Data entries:

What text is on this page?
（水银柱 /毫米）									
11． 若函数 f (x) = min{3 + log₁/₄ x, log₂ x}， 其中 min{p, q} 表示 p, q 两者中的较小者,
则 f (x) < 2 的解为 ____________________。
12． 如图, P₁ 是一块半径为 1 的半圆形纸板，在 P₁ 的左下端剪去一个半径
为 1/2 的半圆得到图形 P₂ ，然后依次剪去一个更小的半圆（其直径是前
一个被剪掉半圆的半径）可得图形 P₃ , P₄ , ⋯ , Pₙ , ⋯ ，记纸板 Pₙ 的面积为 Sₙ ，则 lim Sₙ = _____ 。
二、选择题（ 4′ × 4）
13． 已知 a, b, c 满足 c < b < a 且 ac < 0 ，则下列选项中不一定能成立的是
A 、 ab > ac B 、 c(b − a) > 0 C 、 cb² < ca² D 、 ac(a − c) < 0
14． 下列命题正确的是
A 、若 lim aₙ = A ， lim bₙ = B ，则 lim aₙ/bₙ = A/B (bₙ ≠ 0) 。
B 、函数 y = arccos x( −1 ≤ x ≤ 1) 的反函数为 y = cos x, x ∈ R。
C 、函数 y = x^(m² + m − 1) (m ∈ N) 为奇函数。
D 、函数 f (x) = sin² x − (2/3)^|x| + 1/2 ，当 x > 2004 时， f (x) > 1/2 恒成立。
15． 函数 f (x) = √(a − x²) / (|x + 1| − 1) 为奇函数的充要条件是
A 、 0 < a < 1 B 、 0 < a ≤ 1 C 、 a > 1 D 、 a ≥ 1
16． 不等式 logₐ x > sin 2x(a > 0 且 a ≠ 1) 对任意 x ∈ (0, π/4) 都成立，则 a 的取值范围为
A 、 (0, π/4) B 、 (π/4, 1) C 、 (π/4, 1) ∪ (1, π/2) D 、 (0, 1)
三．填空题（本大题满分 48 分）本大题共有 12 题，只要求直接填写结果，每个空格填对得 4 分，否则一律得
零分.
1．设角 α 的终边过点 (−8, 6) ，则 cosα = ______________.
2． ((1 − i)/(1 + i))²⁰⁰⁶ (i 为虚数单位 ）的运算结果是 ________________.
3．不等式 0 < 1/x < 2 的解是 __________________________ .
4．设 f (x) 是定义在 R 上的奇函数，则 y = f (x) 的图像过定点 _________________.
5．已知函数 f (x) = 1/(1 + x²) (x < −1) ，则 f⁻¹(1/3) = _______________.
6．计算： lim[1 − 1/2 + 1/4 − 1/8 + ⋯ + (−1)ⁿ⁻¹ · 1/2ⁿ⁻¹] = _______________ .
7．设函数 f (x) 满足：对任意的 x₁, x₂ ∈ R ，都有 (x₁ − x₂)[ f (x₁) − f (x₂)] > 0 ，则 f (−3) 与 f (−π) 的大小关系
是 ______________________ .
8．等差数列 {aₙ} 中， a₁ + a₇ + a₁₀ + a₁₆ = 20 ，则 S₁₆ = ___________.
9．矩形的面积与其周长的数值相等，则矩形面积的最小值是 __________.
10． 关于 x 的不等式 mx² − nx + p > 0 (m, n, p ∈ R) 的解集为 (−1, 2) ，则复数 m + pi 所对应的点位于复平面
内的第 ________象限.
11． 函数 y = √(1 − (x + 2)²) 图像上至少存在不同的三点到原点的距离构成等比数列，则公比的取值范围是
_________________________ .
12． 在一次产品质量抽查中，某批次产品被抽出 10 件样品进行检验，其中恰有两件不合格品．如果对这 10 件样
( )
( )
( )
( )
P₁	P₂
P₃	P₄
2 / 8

§ **PROBLEM DETAILS**:
Please restate the whole listing word for word.

§ **THE RESULT**:
What text is on this page?
（水银柱 /毫米）									
11． 若函数 f (x) = min{3 + log₁/₄ x, log₂ x}， 其中 min{p, q} 表示 p, q 两者中的较小者,
则 f (x) < 2 的解为 ____________________。
12． 如图, P₁ 是一块半径为 1 的半圆形纸板，在 P₁ 的左下端剪去一个半径
为 1/2 的半圆得到图形 P₂ ，然后依次剪去一个更小的半圆（其直径是前
一个被剪掉半圆的半径）可得图形 P₃ , P₄ , ⋯ , Pₙ , ⋯ ，记纸板 Pₙ 的面积为 Sₙ ，则 lim Sₙ = _____ 。
二、选择题（ 4′ × 4）
13． 已知 a, b, c 满足 c < b < a 且 ac < 0 ，则下列选项中不一定能成立的是
A 、 ab > ac B 、 c(b − a) > 0 C 、 cb² < ca² D 、 ac(a − c) < 0
14． 下列命题正确的是
A 、若 lim aₙ = A ， lim bₙ = B ，则 lim aₙ/bₙ = A/B (bₙ ≠ 0) 。
B 、函数 y = arccos x( −1 ≤ x ≤ 1) 的反函数为 y = cos x, x ∈ R。
C 、函数 y = x^(m² + m − 1) (m ∈ N) 为奇函数。
D 、函数 f (x) = sin² x − (2/3)^|x| + 1/2 ，当 x > 2004 时， f (x) > 1/2 恒成立。
15． 函数 f (x) = √(a − x²) / (|x + 1| − 1) 为奇函数的充要条件是
A 、 0 < a < 1 B 、 0 < a ≤ 1 C 、 a > 1 D 、 a ≥ 1
16． 不等式 logₐ x > sin 2x(a > 0 且 a ≠ 1) 对任意 x ∈ (0, π/4) 都成立，则 a 的取值范围为
A 、 (0, π/4) B 、 (π/4, 1) C 、 (π/4, 1) ∪ (1, π/2) D 、 (0, 1)
三．填空题（本大题满分 48 分）本大题共有 12 题，只要求直接填写结果，每个空格填对得 4 分，否则一律得
零分.
1．设角 α 的终边过点 (−8, 6) ，则 cosα = ______________.
2． ((1 − i)/(1 + i))²⁰⁰⁶ (i 为虚数单位 ）的运算结果是 ________________.
3．不等式 0 < 1/x < 2 的解是 __________________________ .
4．设 f (x) 是定义在 R 上的奇函数，则 y = f (x) 的图像过定点 _________________.
5．已知函数 f (x) = 1/(1 + x²) (x < −1) ，则 f⁻¹(1/3) = _______________.
6．计算： lim[1 − 1/2 + 1/4 − 1/8 + ⋯ + (−1)ⁿ⁻¹ · 1/2ⁿ⁻¹] = _______________ .
7．设函数 f (x) 满足：对任意的 x₁, x₂ ∈ R ，都有 (x₁ − x₂)[ f (x₁) − f (x₂)] > 0 ，则 f (−3) 与 f (−π) 的大小关系
是 ______________________ .
8．等差数列 {aₙ} 中， a₁ + a₇ + a₁₀ + a₁₆ = 20 ，则 S₁₆ = ___________.
9．矩形的面积与其周长的数值相等，则矩形面积的最小值是 __________.
10． 关于 x 的不等式 mx² − nx + p > 0 (m, n, p ∈ R) 的解集为 (−1, 2) ，则复数 m + pi 所对应的点位于复平面
内的第 ________象限.
11． 函数 y = √(1 − (x + 2)²) 图像上至少存在不同的三点到原点的距离构成等比数列，则公比的取值范围是
_________________________ .
12． 在一次产品质量抽查中，某批次产品被抽出 10 件样品进行检验，其中恰有两件不合格品．如果对这 10 件样
( )
( )
( )
( )
P₁	P₂
P₃	P₄
2 / 8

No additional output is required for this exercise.